_Task to complete_
Can you write out all of the material below, word for word?

_Records from a dataset_
■ ■ ■ ■
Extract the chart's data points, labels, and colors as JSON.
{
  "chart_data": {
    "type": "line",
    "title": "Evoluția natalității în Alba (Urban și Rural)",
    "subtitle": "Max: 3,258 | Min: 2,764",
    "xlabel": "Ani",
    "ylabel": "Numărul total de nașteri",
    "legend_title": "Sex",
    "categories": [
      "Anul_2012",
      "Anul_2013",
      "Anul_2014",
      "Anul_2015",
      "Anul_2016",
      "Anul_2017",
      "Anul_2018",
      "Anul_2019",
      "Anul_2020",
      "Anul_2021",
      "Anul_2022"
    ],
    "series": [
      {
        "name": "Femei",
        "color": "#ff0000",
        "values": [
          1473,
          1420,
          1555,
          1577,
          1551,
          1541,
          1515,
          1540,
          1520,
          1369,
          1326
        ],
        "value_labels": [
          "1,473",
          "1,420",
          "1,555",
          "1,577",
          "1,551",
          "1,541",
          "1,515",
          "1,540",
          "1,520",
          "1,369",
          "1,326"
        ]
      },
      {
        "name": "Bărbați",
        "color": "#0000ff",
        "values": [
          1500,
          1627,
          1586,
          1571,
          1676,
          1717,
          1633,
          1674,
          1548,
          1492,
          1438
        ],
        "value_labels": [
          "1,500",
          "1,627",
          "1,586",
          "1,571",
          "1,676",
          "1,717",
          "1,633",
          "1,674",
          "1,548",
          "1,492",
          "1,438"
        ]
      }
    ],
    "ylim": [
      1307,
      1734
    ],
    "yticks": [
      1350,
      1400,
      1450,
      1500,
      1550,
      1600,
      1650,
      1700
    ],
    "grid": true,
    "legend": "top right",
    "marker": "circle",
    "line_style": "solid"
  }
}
■ ■ ■ ■
_Response below_
Extract the chart's data points, labels, and colors as JSON.
{
  "chart_data": {
    "type": "line",
    "title": "Evoluția natalității în Alba (Urban și Rural)",
    "subtitle": "Max: 3,258 | Min: 2,764",
    "xlabel": "Ani",
    "ylabel": "Numărul total de nașteri",
    "legend_title": "Sex",
    "categories": [
      "Anul_2012",
      "Anul_2013",
      "Anul_2014",
      "Anul_2015",
      "Anul_2016",
      "Anul_2017",
      "Anul_2018",
      "Anul_2019",
      "Anul_2020",
      "Anul_2021",
      "Anul_2022"
    ],
    "series": [
      {
        "name": "Femei",
        "color": "#ff0000",
        "values": [
          1473,
          1420,
          1555,
          1577,
          1551,
          1541,
          1515,
          1540,
          1520,
          1369,
          1326
        ],
        "value_labels": [
          "1,473",
          "1,420",
          "1,555",
          "1,577",
          "1,551",
          "1,541",
          "1,515",
          "1,540",
          "1,520",
          "1,369",
          "1,326"
        ]
      },
      {
        "name": "Bărbați",
        "color": "#0000ff",
        "values": [
          1500,
          1627,
          1586,
          1571,
          1676,
          1717,
          1633,
          1674,
          1548,
          1492,
          1438
        ],
        "value_labels": [
          "1,500",
          "1,627",
          "1,586",
          "1,571",
          "1,676",
          "1,717",
          "1,633",
          "1,674",
          "1,548",
          "1,492",
          "1,438"
        ]
      }
    ],
    "ylim": [
      1307,
      1734
    ],
    "yticks": [
      1350,
      1400,
      1450,
      1500,
      1550,
      1600,
      1650,
      1700
    ],
    "grid": true,
    "legend": "top right",
    "marker": "circle",
    "line_style": "solid"
  }
}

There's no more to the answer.